══ Data provided

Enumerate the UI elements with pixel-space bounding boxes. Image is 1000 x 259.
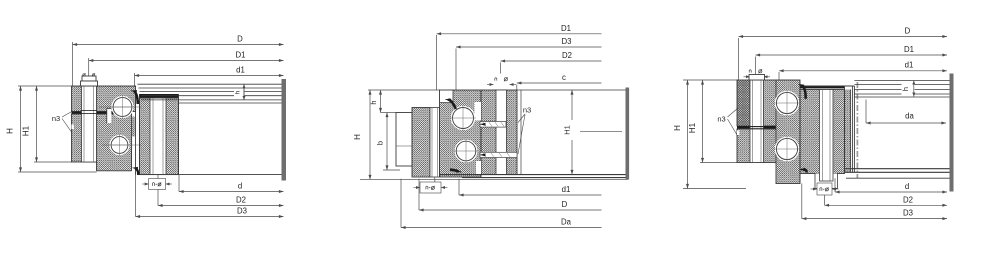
svg-text:da: da — [905, 112, 914, 121]
svg-text:b: b — [376, 141, 385, 145]
svg-text:h: h — [235, 90, 242, 94]
svg-text:H1: H1 — [688, 122, 697, 133]
svg-text:H: H — [353, 134, 362, 140]
svg-text:d: d — [905, 182, 909, 191]
svg-text:D: D — [905, 27, 911, 36]
svg-text:H: H — [6, 128, 15, 134]
svg-text:D2: D2 — [236, 196, 246, 205]
svg-text:h: h — [901, 87, 910, 91]
svg-text:D3: D3 — [903, 209, 913, 218]
svg-text:d1: d1 — [236, 66, 245, 75]
svg-text:D3: D3 — [237, 207, 247, 216]
svg-text:h: h — [369, 100, 378, 104]
svg-text:D1: D1 — [904, 45, 914, 54]
svg-text:D2: D2 — [903, 195, 913, 204]
svg-text:n3: n3 — [717, 115, 725, 124]
svg-text:Da: Da — [561, 218, 572, 227]
svg-text:D2: D2 — [562, 51, 572, 60]
svg-text:c: c — [562, 73, 566, 82]
svg-text:n3: n3 — [523, 106, 531, 115]
svg-text:D3: D3 — [562, 37, 572, 46]
svg-text:H1: H1 — [563, 125, 572, 135]
svg-text:D: D — [237, 35, 243, 44]
svg-text:d1: d1 — [905, 61, 914, 70]
svg-text:d: d — [238, 182, 242, 191]
svg-text:D1: D1 — [561, 24, 571, 33]
svg-text:d1: d1 — [562, 185, 571, 194]
svg-text:D: D — [562, 200, 568, 209]
svg-text:n3: n3 — [52, 114, 60, 123]
svg-text:H: H — [673, 125, 682, 131]
svg-text:H1: H1 — [22, 125, 31, 136]
svg-text:D1: D1 — [236, 51, 246, 60]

════

> **Exercise instructions**
Update the rows above by swapping every instance of "svg-text" for "text-label", with every other detail kept as it is. Omit the pictures from your answer.

> **Task solution**
Enumerate the UI elements with pixel-space bounding boxes. Image is 1000 x 259.
text-label:da: da — [905, 112, 914, 121]
text-label:b: b — [376, 141, 385, 145]
text-label:h: h — [235, 90, 242, 94]
text-label:H1: H1 — [688, 122, 697, 133]
text-label:H: H — [353, 134, 362, 140]
text-label:d: d — [905, 182, 909, 191]
text-label:D: D — [905, 27, 911, 36]
text-label:H: H — [6, 128, 15, 134]
text-label:D2: D2 — [236, 196, 246, 205]
text-label:h: h — [901, 87, 910, 91]
text-label:D3: D3 — [903, 209, 913, 218]
text-label:d1: d1 — [236, 66, 245, 75]
text-label:D3: D3 — [237, 207, 247, 216]
text-label:h: h — [369, 100, 378, 104]
text-label:D1: D1 — [904, 45, 914, 54]
text-label:D2: D2 — [903, 195, 913, 204]
text-label:n3: n3 — [717, 115, 725, 124]
text-label:Da: Da — [561, 218, 572, 227]
text-label:D2: D2 — [562, 51, 572, 60]
text-label:c: c — [562, 73, 566, 82]
text-label:n3: n3 — [523, 106, 531, 115]
text-label:D3: D3 — [562, 37, 572, 46]
text-label:H1: H1 — [563, 125, 572, 135]
text-label:D: D — [237, 35, 243, 44]
text-label:d1: d1 — [905, 61, 914, 70]
text-label:d: d — [238, 182, 242, 191]
text-label:D1: D1 — [561, 24, 571, 33]
text-label:d1: d1 — [562, 185, 571, 194]
text-label:D: D — [562, 200, 568, 209]
text-label:n3: n3 — [52, 114, 60, 123]
text-label:H: H — [673, 125, 682, 131]
text-label:H1: H1 — [22, 125, 31, 136]
text-label:D1: D1 — [236, 51, 246, 60]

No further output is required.